- [Given exercise] Answer with one number: the count of lines in this material that hold the word "Producer".

- [Information given]
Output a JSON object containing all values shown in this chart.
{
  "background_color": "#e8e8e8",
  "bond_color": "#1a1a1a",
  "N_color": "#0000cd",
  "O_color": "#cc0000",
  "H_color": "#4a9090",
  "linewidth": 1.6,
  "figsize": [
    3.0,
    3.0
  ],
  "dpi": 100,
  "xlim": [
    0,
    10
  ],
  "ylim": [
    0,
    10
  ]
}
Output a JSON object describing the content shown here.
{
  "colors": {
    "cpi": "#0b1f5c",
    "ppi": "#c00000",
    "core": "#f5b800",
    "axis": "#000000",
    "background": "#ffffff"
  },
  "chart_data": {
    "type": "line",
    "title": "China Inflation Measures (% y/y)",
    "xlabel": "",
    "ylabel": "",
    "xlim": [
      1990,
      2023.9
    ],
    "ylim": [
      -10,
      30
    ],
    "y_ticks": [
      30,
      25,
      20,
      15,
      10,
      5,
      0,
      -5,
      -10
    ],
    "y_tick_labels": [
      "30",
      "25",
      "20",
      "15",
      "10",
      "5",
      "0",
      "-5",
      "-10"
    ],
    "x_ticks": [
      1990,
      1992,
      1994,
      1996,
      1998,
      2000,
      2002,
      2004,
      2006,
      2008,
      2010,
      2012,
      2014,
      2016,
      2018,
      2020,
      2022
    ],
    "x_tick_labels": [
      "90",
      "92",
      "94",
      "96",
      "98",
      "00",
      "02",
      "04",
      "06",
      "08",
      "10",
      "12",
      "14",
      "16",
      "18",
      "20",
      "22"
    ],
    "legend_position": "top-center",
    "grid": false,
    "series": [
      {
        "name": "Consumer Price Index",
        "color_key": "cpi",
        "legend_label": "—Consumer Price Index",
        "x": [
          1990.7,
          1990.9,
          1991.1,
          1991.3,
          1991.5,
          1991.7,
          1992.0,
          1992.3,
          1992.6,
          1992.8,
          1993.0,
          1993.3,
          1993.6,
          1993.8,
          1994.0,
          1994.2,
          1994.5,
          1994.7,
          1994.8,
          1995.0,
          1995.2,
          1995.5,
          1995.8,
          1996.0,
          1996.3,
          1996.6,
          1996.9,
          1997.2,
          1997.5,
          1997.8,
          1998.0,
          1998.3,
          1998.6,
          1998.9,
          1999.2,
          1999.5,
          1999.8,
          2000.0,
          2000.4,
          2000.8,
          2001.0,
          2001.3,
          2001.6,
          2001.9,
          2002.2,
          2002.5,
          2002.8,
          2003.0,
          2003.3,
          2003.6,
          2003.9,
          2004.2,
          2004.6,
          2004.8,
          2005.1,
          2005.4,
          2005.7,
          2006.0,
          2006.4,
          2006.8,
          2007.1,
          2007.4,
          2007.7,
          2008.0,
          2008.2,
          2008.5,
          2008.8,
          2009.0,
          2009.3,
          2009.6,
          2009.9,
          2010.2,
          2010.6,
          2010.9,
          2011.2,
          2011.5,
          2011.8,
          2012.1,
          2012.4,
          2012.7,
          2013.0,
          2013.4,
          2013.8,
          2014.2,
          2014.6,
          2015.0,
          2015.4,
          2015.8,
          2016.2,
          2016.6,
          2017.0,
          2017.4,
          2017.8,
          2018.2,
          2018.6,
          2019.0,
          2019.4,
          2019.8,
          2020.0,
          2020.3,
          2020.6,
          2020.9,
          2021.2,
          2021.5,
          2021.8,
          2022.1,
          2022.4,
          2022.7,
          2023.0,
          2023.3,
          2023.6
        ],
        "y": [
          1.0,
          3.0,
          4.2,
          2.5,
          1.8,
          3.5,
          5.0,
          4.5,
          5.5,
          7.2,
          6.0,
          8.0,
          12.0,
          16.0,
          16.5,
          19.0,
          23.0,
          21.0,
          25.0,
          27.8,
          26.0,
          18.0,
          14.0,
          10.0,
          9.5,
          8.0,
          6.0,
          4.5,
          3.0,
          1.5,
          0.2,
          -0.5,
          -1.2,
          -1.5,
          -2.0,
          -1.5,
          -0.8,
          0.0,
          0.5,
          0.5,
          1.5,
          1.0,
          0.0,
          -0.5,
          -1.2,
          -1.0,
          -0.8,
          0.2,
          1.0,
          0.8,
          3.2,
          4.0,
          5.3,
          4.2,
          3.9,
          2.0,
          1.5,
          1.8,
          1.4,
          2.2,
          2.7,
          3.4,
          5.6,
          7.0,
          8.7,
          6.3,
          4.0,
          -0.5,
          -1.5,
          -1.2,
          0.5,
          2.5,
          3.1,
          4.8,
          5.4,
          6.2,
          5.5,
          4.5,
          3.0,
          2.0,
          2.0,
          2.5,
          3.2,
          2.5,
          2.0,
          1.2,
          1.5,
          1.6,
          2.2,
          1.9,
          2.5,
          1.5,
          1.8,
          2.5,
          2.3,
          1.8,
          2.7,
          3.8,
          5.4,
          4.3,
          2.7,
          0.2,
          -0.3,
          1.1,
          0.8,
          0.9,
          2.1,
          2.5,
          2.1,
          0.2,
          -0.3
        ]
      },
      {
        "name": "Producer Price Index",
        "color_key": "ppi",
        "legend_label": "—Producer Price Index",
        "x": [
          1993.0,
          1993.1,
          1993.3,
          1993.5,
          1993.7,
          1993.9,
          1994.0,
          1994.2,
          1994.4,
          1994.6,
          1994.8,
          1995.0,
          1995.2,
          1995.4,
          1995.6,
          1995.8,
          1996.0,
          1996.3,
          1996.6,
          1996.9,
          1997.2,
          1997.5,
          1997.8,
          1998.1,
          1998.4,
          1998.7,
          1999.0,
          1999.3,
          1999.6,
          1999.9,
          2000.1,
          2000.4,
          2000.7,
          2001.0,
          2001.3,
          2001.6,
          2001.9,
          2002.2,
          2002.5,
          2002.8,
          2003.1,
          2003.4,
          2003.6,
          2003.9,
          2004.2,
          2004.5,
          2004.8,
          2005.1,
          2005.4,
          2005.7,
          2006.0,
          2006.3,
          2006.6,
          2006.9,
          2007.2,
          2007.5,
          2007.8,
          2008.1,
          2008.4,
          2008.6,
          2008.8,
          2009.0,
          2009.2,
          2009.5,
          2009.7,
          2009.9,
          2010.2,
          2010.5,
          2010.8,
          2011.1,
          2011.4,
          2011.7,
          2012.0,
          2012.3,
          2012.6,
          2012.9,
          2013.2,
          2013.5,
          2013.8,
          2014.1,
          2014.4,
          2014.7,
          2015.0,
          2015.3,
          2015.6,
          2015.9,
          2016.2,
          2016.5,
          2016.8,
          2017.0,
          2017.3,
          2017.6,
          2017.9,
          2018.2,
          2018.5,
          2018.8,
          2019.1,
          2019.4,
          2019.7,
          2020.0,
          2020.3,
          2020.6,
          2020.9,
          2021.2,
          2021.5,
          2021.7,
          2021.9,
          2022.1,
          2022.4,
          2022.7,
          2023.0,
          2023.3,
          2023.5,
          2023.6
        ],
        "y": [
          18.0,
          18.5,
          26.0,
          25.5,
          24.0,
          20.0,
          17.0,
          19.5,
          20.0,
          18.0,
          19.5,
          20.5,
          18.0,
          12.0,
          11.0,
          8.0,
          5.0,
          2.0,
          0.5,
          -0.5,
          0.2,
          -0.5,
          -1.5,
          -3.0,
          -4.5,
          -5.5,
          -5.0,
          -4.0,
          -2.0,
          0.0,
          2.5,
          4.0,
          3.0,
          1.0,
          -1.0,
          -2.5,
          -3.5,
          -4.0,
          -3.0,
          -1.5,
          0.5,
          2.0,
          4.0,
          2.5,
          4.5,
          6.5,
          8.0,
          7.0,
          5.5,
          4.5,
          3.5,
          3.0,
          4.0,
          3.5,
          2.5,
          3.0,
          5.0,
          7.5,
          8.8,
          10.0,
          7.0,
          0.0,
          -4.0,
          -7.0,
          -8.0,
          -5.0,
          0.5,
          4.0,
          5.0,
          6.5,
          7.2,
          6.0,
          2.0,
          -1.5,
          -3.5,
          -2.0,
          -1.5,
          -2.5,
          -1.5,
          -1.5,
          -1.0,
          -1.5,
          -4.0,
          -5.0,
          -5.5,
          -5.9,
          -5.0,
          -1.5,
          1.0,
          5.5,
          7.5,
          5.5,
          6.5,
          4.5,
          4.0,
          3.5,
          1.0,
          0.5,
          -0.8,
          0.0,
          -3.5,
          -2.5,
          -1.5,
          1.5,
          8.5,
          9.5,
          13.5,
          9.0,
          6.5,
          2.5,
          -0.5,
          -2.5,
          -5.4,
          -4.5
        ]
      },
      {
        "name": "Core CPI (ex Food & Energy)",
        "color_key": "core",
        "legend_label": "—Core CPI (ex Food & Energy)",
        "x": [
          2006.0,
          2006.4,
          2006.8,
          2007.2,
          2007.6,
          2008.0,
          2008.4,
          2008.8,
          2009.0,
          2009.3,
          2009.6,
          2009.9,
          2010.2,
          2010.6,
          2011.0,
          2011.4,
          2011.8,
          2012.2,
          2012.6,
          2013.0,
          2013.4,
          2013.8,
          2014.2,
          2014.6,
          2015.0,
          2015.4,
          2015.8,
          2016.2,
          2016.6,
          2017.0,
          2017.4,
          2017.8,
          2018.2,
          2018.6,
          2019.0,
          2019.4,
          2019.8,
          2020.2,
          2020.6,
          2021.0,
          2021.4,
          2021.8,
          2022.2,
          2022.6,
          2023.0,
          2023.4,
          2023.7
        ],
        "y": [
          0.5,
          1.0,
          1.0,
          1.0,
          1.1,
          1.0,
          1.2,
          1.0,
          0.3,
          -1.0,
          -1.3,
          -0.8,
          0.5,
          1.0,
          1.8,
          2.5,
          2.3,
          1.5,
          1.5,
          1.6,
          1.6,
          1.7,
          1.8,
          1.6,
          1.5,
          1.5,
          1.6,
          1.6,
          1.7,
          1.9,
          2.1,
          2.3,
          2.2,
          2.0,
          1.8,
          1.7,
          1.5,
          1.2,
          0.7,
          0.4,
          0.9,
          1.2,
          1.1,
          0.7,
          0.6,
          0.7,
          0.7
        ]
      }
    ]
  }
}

- [Response for this exercise] 2